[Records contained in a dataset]

= = =

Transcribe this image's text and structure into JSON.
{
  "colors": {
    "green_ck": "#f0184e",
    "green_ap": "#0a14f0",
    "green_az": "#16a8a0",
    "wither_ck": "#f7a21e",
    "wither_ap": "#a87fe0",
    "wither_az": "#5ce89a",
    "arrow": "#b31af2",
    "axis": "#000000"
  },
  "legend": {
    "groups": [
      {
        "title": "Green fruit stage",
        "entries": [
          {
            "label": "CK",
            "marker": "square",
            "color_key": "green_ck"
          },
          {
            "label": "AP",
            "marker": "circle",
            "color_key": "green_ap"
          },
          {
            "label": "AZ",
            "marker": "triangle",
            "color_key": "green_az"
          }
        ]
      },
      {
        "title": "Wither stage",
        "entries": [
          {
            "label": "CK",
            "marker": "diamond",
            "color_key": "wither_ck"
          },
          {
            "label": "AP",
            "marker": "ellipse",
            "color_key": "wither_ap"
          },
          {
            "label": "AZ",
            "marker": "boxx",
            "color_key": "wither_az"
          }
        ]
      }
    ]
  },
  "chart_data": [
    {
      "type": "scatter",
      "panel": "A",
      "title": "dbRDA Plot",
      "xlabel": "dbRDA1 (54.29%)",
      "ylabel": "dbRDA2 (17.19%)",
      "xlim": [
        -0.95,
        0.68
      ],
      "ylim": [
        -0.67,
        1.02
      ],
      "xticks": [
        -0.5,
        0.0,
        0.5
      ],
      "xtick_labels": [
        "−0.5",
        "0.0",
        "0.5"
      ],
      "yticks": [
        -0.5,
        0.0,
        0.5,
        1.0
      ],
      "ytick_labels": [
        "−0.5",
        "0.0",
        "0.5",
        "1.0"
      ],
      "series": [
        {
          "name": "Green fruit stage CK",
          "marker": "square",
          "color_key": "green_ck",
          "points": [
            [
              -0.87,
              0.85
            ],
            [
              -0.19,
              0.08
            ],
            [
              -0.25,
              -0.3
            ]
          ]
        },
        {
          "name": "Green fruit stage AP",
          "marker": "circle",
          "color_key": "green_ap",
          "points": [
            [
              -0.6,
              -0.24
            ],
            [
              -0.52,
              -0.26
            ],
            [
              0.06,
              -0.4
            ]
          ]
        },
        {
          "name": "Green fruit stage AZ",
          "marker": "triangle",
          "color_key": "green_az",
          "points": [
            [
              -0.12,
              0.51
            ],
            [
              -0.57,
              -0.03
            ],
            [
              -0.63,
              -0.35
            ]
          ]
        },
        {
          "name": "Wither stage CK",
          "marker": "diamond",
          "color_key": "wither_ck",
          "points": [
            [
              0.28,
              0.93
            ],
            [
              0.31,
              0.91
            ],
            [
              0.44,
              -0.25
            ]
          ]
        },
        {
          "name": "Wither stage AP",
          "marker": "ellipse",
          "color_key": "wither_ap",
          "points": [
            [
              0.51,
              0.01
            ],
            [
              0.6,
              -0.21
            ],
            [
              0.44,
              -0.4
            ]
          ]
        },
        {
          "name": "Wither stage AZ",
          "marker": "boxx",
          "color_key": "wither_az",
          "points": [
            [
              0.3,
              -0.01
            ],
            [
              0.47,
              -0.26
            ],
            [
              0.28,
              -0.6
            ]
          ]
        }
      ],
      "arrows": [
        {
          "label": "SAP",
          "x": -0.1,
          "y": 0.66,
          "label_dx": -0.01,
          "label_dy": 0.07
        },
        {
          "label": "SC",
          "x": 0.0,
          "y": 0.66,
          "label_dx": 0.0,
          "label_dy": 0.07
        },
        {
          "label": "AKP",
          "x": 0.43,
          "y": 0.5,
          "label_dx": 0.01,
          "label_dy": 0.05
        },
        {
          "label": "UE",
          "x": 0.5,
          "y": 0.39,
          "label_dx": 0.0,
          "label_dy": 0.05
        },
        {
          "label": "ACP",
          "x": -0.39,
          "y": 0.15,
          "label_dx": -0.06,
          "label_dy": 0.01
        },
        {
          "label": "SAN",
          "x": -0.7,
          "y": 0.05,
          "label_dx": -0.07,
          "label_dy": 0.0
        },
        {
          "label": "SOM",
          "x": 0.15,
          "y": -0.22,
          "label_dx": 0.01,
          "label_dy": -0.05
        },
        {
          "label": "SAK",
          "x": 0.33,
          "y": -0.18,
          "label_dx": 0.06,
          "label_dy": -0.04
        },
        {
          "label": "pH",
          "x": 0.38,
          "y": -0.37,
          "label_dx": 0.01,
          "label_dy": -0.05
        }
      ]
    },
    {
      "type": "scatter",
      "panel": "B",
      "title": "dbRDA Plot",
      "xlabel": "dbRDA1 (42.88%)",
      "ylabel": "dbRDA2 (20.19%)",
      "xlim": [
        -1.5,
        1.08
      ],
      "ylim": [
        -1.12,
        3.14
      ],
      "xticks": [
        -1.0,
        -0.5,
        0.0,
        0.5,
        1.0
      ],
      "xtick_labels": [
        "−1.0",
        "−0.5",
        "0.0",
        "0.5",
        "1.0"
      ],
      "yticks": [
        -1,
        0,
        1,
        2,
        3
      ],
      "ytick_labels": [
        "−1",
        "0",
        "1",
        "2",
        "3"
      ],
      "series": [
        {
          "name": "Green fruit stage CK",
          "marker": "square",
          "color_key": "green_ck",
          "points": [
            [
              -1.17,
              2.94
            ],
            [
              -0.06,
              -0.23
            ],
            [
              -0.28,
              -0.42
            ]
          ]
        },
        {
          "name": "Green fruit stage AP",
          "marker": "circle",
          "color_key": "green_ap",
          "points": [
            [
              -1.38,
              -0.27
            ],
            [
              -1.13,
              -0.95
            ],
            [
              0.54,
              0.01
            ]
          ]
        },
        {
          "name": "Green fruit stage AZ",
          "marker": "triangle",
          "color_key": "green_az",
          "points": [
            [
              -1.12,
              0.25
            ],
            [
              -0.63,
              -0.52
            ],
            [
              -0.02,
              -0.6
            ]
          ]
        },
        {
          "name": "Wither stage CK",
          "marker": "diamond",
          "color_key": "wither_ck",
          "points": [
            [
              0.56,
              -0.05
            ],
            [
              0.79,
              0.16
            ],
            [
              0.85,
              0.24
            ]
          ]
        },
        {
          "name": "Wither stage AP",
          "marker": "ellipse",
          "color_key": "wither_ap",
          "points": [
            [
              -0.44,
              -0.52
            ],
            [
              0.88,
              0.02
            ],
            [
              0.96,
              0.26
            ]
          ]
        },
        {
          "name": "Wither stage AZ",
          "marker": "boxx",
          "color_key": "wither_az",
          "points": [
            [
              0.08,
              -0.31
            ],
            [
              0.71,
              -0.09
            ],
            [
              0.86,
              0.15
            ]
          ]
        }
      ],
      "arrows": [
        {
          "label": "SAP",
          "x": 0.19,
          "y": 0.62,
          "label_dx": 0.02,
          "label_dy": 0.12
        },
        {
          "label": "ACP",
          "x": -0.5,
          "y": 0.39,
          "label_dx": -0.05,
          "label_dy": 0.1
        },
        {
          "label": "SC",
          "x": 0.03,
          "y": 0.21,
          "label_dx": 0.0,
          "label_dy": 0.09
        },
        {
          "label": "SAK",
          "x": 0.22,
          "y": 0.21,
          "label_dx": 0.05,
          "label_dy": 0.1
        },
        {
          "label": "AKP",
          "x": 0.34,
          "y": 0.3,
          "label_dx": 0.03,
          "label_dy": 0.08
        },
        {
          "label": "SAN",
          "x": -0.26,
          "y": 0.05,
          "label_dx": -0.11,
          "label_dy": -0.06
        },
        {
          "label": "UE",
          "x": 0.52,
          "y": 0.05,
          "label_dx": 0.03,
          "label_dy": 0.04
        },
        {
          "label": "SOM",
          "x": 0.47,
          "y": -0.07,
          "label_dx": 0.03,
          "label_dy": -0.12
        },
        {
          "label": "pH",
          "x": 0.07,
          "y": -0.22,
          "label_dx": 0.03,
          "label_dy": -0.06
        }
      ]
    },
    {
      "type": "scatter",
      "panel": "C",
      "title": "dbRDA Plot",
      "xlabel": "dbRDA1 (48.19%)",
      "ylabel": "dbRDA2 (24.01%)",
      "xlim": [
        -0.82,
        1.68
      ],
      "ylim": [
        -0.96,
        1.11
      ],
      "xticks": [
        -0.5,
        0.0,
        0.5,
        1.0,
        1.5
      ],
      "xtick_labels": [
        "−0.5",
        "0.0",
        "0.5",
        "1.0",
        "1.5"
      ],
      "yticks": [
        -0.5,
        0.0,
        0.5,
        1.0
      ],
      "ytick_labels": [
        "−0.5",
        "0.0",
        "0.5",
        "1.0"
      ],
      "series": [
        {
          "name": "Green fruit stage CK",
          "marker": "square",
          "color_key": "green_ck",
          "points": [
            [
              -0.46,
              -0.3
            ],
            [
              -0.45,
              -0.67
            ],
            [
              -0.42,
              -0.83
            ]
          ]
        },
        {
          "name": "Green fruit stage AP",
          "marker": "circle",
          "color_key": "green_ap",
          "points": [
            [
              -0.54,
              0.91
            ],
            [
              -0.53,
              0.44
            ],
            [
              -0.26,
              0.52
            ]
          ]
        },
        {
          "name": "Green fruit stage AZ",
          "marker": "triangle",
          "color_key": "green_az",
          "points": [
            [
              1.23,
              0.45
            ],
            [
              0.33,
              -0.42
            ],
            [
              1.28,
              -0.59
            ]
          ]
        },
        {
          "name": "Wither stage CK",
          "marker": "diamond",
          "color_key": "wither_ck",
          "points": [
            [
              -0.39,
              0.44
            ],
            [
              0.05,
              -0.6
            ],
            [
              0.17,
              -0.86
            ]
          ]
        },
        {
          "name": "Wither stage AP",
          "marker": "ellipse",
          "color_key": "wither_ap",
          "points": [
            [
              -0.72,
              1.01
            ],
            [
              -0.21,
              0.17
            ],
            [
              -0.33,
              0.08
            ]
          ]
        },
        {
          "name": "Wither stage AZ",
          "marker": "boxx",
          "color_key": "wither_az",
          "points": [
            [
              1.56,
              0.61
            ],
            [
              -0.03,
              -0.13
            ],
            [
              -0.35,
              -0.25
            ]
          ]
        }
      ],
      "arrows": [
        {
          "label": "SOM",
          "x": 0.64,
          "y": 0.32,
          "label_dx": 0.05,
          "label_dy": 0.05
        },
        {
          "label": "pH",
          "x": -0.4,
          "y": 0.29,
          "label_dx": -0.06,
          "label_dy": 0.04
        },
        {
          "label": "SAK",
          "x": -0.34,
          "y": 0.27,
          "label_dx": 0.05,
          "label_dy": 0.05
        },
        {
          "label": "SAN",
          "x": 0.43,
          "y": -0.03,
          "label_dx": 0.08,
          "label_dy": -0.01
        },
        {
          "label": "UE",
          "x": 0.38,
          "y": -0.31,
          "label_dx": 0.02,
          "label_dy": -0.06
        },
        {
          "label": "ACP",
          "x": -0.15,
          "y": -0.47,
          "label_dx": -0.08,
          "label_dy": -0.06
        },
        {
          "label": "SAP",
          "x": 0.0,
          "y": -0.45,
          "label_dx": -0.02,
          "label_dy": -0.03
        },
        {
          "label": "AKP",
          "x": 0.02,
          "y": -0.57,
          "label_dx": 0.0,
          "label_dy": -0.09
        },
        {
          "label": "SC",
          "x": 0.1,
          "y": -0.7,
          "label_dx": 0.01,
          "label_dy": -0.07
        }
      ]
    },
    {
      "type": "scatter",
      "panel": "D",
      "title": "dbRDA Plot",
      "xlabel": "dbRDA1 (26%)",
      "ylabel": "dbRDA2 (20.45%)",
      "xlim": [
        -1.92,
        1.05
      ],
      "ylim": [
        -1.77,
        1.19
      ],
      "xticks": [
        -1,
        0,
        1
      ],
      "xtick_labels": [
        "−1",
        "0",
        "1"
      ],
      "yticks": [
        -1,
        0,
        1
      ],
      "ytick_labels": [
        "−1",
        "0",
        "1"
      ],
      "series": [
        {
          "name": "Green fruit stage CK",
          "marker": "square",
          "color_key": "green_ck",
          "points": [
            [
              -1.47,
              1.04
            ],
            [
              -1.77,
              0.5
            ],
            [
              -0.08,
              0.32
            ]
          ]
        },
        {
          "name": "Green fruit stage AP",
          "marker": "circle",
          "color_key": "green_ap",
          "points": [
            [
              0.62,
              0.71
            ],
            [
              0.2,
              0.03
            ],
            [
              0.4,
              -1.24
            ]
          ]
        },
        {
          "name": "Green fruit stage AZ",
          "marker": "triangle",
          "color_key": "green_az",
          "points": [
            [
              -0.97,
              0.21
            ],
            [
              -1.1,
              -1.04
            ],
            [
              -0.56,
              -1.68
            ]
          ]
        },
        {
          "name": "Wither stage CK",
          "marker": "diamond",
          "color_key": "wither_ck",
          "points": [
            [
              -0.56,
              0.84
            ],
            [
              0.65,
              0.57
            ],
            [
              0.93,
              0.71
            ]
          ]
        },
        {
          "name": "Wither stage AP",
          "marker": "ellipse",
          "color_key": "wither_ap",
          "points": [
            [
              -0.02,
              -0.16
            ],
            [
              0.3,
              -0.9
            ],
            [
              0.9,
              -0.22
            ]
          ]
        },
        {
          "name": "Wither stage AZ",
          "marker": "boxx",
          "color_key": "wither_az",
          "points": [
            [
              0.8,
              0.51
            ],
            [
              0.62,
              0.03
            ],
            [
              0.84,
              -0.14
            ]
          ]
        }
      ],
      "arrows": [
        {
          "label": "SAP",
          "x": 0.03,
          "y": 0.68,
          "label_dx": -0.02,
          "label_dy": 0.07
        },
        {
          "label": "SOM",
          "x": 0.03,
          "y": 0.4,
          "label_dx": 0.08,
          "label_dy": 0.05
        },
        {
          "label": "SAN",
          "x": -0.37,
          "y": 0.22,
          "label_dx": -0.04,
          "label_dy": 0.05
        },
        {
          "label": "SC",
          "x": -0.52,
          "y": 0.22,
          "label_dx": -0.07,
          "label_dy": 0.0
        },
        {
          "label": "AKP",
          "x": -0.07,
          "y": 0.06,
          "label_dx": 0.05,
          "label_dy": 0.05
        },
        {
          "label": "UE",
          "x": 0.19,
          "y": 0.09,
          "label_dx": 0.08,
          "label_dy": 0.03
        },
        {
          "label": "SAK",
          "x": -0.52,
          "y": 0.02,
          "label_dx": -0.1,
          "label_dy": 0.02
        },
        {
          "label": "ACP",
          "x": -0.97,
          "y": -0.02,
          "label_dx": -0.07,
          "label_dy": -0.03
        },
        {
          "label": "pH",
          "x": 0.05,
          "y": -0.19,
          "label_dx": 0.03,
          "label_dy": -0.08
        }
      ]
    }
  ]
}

= = =

From the data above, count the lines where "xlabel" occurs and give that figure and nothing else.

4